Copy the lines that follow, keeping every character the same.

________________________

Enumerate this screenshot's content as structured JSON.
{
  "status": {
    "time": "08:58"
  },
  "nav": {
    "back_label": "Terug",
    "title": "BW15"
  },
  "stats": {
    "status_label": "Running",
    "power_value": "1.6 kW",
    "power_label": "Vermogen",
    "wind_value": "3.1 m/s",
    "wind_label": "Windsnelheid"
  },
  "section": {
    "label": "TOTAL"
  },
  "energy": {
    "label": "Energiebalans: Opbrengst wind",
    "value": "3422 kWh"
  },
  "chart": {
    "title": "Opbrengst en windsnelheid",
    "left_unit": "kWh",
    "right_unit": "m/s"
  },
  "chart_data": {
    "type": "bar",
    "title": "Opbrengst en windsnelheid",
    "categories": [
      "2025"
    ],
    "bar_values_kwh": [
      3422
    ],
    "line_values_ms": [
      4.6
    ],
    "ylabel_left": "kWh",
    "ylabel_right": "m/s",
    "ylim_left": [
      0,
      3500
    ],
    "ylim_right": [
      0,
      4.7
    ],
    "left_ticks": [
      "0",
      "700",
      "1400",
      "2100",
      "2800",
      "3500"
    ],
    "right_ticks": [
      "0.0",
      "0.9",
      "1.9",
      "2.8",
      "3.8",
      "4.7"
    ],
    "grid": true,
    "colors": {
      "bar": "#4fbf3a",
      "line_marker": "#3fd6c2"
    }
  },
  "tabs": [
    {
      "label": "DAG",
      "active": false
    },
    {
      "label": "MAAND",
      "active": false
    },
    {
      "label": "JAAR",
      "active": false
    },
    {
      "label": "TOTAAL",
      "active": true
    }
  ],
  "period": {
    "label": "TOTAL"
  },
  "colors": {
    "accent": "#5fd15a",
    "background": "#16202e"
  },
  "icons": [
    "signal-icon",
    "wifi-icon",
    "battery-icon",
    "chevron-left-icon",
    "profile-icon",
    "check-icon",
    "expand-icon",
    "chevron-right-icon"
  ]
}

________________________

## RESPONSE FOR THIS EXERCISE
Enumerate this screenshot's content as structured JSON.
{
  "status": {
    "time": "08:58"
  },
  "nav": {
    "back_label": "Terug",
    "title": "BW15"
  },
  "stats": {
    "status_label": "Running",
    "power_value": "1.6 kW",
    "power_label": "Vermogen",
    "wind_value": "3.1 m/s",
    "wind_label": "Windsnelheid"
  },
  "section": {
    "label": "TOTAL"
  },
  "energy": {
    "label": "Energiebalans: Opbrengst wind",
    "value": "3422 kWh"
  },
  "chart": {
    "title": "Opbrengst en windsnelheid",
    "left_unit": "kWh",
    "right_unit": "m/s"
  },
  "chart_data": {
    "type": "bar",
    "title": "Opbrengst en windsnelheid",
    "categories": [
      "2025"
    ],
    "bar_values_kwh": [
      3422
    ],
    "line_values_ms": [
      4.6
    ],
    "ylabel_left": "kWh",
    "ylabel_right": "m/s",
    "ylim_left": [
      0,
      3500
    ],
    "ylim_right": [
      0,
      4.7
    ],
    "left_ticks": [
      "0",
      "700",
      "1400",
      "2100",
      "2800",
      "3500"
    ],
    "right_ticks": [
      "0.0",
      "0.9",
      "1.9",
      "2.8",
      "3.8",
      "4.7"
    ],
    "grid": true,
    "colors": {
      "bar": "#4fbf3a",
      "line_marker": "#3fd6c2"
    }
  },
  "tabs": [
    {
      "label": "DAG",
      "active": false
    },
    {
      "label": "MAAND",
      "active": false
    },
    {
      "label": "JAAR",
      "active": false
    },
    {
      "label": "TOTAAL",
      "active": true
    }
  ],
  "period": {
    "label": "TOTAL"
  },
  "colors": {
    "accent": "#5fd15a",
    "background": "#16202e"
  },
  "icons": [
    "signal-icon",
    "wifi-icon",
    "battery-icon",
    "chevron-left-icon",
    "profile-icon",
    "check-icon",
    "expand-icon",
    "chevron-right-icon"
  ]
}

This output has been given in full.